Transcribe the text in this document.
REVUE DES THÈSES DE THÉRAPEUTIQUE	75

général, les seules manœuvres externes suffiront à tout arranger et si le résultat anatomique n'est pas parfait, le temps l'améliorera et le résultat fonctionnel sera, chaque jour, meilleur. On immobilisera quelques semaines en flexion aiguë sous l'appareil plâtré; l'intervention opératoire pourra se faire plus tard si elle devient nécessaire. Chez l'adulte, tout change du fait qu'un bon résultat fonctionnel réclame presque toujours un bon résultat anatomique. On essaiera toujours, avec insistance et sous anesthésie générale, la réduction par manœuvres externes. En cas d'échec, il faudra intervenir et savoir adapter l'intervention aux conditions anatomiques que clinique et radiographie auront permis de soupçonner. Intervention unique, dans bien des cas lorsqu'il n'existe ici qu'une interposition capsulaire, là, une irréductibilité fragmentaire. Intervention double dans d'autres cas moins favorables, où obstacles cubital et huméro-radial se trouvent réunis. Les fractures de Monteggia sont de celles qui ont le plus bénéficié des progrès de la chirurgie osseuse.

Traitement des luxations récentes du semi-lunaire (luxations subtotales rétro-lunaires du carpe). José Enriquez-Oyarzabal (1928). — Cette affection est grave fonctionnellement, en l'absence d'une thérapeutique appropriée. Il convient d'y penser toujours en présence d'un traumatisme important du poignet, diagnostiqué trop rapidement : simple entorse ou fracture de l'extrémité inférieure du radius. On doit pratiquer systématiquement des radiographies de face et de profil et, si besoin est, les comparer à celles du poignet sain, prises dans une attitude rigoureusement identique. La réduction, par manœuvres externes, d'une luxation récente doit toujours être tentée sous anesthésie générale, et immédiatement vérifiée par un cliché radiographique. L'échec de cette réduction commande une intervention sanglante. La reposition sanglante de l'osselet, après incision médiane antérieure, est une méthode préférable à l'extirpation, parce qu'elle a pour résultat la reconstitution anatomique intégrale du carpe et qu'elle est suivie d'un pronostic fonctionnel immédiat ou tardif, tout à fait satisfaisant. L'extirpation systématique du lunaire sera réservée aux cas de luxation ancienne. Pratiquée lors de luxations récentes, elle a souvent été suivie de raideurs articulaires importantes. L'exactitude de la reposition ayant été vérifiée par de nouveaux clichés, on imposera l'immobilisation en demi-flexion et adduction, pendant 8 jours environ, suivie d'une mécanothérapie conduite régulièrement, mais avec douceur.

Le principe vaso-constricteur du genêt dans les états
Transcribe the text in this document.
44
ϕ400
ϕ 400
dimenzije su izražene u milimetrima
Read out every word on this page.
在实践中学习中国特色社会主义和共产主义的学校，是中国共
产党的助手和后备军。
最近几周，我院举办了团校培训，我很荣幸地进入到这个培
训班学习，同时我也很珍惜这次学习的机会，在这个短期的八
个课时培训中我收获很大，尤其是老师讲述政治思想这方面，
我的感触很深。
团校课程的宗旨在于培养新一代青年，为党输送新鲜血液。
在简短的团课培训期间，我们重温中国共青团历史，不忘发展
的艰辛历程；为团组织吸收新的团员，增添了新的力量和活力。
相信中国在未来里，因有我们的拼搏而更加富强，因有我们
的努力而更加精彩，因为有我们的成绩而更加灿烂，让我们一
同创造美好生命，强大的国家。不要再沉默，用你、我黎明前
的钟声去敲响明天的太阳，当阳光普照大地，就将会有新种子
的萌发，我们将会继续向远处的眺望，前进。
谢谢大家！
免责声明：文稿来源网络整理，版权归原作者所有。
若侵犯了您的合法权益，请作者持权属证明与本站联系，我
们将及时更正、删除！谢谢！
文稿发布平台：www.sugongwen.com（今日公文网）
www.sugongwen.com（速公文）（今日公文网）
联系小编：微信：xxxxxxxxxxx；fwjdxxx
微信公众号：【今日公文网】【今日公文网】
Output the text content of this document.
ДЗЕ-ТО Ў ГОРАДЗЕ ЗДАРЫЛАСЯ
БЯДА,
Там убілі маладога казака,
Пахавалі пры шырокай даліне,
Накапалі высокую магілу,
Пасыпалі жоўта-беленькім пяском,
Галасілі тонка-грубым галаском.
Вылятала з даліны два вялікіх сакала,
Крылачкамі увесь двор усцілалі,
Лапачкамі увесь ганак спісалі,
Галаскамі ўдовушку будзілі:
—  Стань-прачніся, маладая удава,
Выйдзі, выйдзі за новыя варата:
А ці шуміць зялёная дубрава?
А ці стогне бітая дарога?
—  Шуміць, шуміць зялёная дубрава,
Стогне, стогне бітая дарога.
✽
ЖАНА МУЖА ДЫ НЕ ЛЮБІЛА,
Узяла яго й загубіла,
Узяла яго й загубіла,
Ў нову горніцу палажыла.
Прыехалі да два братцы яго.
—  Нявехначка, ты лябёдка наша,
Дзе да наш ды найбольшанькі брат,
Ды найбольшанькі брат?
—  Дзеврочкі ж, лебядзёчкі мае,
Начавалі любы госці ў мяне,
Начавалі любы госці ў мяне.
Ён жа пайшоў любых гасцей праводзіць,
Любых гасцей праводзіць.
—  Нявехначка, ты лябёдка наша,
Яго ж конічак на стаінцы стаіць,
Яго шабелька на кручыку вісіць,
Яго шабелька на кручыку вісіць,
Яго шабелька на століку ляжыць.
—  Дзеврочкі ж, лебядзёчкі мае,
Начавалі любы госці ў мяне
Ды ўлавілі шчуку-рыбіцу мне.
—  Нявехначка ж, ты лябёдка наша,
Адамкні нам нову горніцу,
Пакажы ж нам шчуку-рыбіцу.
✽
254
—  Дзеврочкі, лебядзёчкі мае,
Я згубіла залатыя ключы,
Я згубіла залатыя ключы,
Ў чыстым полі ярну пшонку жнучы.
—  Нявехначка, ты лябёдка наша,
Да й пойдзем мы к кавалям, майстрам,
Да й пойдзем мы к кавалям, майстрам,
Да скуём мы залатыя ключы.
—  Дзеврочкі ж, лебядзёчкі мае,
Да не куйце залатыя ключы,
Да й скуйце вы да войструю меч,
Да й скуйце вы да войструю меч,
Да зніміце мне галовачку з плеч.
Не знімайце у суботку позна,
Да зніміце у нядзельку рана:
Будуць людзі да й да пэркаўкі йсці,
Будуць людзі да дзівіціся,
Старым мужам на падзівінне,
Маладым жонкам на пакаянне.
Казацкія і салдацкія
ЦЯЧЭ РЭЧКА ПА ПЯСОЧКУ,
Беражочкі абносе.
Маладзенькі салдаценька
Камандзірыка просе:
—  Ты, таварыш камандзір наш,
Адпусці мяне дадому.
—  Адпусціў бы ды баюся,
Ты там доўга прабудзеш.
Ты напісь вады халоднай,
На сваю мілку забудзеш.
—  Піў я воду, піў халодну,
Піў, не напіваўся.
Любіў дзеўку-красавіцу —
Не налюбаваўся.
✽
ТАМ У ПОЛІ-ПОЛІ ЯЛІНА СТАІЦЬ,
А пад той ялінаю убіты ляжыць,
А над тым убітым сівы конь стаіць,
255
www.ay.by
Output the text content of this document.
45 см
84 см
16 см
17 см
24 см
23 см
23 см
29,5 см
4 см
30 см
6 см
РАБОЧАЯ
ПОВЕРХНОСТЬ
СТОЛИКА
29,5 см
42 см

....

**Direction:** Extract the data in full. Keep it word for word.

**The solution:**
Transcribe the text in this document.
REVUE DES THÈSES DE THÉRAPEUTIQUE	75

général, les seules manœuvres externes suffiront à tout arranger et si le résultat anatomique n'est pas parfait, le temps l'améliorera et le résultat fonctionnel sera, chaque jour, meilleur. On immobilisera quelques semaines en flexion aiguë sous l'appareil plâtré; l'intervention opératoire pourra se faire plus tard si elle devient nécessaire. Chez l'adulte, tout change du fait qu'un bon résultat fonctionnel réclame presque toujours un bon résultat anatomique. On essaiera toujours, avec insistance et sous anesthésie générale, la réduction par manœuvres externes. En cas d'échec, il faudra intervenir et savoir adapter l'intervention aux conditions anatomiques que clinique et radiographie auront permis de soupçonner. Intervention unique, dans bien des cas lorsqu'il n'existe ici qu'une interposition capsulaire, là, une irréductibilité fragmentaire. Intervention double dans d'autres cas moins favorables, où obstacles cubital et huméro-radial se trouvent réunis. Les fractures de Monteggia sont de celles qui ont le plus bénéficié des progrès de la chirurgie osseuse.

Traitement des luxations récentes du semi-lunaire (luxations subtotales rétro-lunaires du carpe). José Enriquez-Oyarzabal (1928). — Cette affection est grave fonctionnellement, en l'absence d'une thérapeutique appropriée. Il convient d'y penser toujours en présence d'un traumatisme important du poignet, diagnostiqué trop rapidement : simple entorse ou fracture de l'extrémité inférieure du radius. On doit pratiquer systématiquement des radiographies de face et de profil et, si besoin est, les comparer à celles du poignet sain, prises dans une attitude rigoureusement identique. La réduction, par manœuvres externes, d'une luxation récente doit toujours être tentée sous anesthésie générale, et immédiatement vérifiée par un cliché radiographique. L'échec de cette réduction commande une intervention sanglante. La reposition sanglante de l'osselet, après incision médiane antérieure, est une méthode préférable à l'extirpation, parce qu'elle a pour résultat la reconstitution anatomique intégrale du carpe et qu'elle est suivie d'un pronostic fonctionnel immédiat ou tardif, tout à fait satisfaisant. L'extirpation systématique du lunaire sera réservée aux cas de luxation ancienne. Pratiquée lors de luxations récentes, elle a souvent été suivie de raideurs articulaires importantes. L'exactitude de la reposition ayant été vérifiée par de nouveaux clichés, on imposera l'immobilisation en demi-flexion et adduction, pendant 8 jours environ, suivie d'une mécanothérapie conduite régulièrement, mais avec douceur.

Le principe vaso-constricteur du genêt dans les états
Transcribe the text in this document.
44
ϕ400
ϕ 400
dimenzije su izražene u milimetrima
Read out every word on this page.
在实践中学习中国特色社会主义和共产主义的学校，是中国共
产党的助手和后备军。
最近几周，我院举办了团校培训，我很荣幸地进入到这个培
训班学习，同时我也很珍惜这次学习的机会，在这个短期的八
个课时培训中我收获很大，尤其是老师讲述政治思想这方面，
我的感触很深。
团校课程的宗旨在于培养新一代青年，为党输送新鲜血液。
在简短的团课培训期间，我们重温中国共青团历史，不忘发展
的艰辛历程；为团组织吸收新的团员，增添了新的力量和活力。
相信中国在未来里，因有我们的拼搏而更加富强，因有我们
的努力而更加精彩，因为有我们的成绩而更加灿烂，让我们一
同创造美好生命，强大的国家。不要再沉默，用你、我黎明前
的钟声去敲响明天的太阳，当阳光普照大地，就将会有新种子
的萌发，我们将会继续向远处的眺望，前进。
谢谢大家！
免责声明：文稿来源网络整理，版权归原作者所有。
若侵犯了您的合法权益，请作者持权属证明与本站联系，我
们将及时更正、删除！谢谢！
文稿发布平台：www.sugongwen.com（今日公文网）
www.sugongwen.com（速公文）（今日公文网）
联系小编：微信：xxxxxxxxxxx；fwjdxxx
微信公众号：【今日公文网】【今日公文网】
Output the text content of this document.
ДЗЕ-ТО Ў ГОРАДЗЕ ЗДАРЫЛАСЯ
БЯДА,
Там убілі маладога казака,
Пахавалі пры шырокай даліне,
Накапалі высокую магілу,
Пасыпалі жоўта-беленькім пяском,
Галасілі тонка-грубым галаском.
Вылятала з даліны два вялікіх сакала,
Крылачкамі увесь двор усцілалі,
Лапачкамі увесь ганак спісалі,
Галаскамі ўдовушку будзілі:
—  Стань-прачніся, маладая удава,
Выйдзі, выйдзі за новыя варата:
А ці шуміць зялёная дубрава?
А ці стогне бітая дарога?
—  Шуміць, шуміць зялёная дубрава,
Стогне, стогне бітая дарога.
✽
ЖАНА МУЖА ДЫ НЕ ЛЮБІЛА,
Узяла яго й загубіла,
Узяла яго й загубіла,
Ў нову горніцу палажыла.
Прыехалі да два братцы яго.
—  Нявехначка, ты лябёдка наша,
Дзе да наш ды найбольшанькі брат,
Ды найбольшанькі брат?
—  Дзеврочкі ж, лебядзёчкі мае,
Начавалі любы госці ў мяне,
Начавалі любы госці ў мяне.
Ён жа пайшоў любых гасцей праводзіць,
Любых гасцей праводзіць.
—  Нявехначка, ты лябёдка наша,
Яго ж конічак на стаінцы стаіць,
Яго шабелька на кручыку вісіць,
Яго шабелька на кручыку вісіць,
Яго шабелька на століку ляжыць.
—  Дзеврочкі ж, лебядзёчкі мае,
Начавалі любы госці ў мяне
Ды ўлавілі шчуку-рыбіцу мне.
—  Нявехначка ж, ты лябёдка наша,
Адамкні нам нову горніцу,
Пакажы ж нам шчуку-рыбіцу.
✽
254
—  Дзеврочкі, лебядзёчкі мае,
Я згубіла залатыя ключы,
Я згубіла залатыя ключы,
Ў чыстым полі ярну пшонку жнучы.
—  Нявехначка, ты лябёдка наша,
Да й пойдзем мы к кавалям, майстрам,
Да й пойдзем мы к кавалям, майстрам,
Да скуём мы залатыя ключы.
—  Дзеврочкі ж, лебядзёчкі мае,
Да не куйце залатыя ключы,
Да й скуйце вы да войструю меч,
Да й скуйце вы да войструю меч,
Да зніміце мне галовачку з плеч.
Не знімайце у суботку позна,
Да зніміце у нядзельку рана:
Будуць людзі да й да пэркаўкі йсці,
Будуць людзі да дзівіціся,
Старым мужам на падзівінне,
Маладым жонкам на пакаянне.
Казацкія і салдацкія
ЦЯЧЭ РЭЧКА ПА ПЯСОЧКУ,
Беражочкі абносе.
Маладзенькі салдаценька
Камандзірыка просе:
—  Ты, таварыш камандзір наш,
Адпусці мяне дадому.
—  Адпусціў бы ды баюся,
Ты там доўга прабудзеш.
Ты напісь вады халоднай,
На сваю мілку забудзеш.
—  Піў я воду, піў халодну,
Піў, не напіваўся.
Любіў дзеўку-красавіцу —
Не налюбаваўся.
✽
ТАМ У ПОЛІ-ПОЛІ ЯЛІНА СТАІЦЬ,
А пад той ялінаю убіты ляжыць,
А над тым убітым сівы конь стаіць,
255
www.ay.by
Output the text content of this document.
45 см
84 см
16 см
17 см
24 см
23 см
23 см
29,5 см
4 см
30 см
6 см
РАБОЧАЯ
ПОВЕРХНОСТЬ
СТОЛИКА
29,5 см
42 см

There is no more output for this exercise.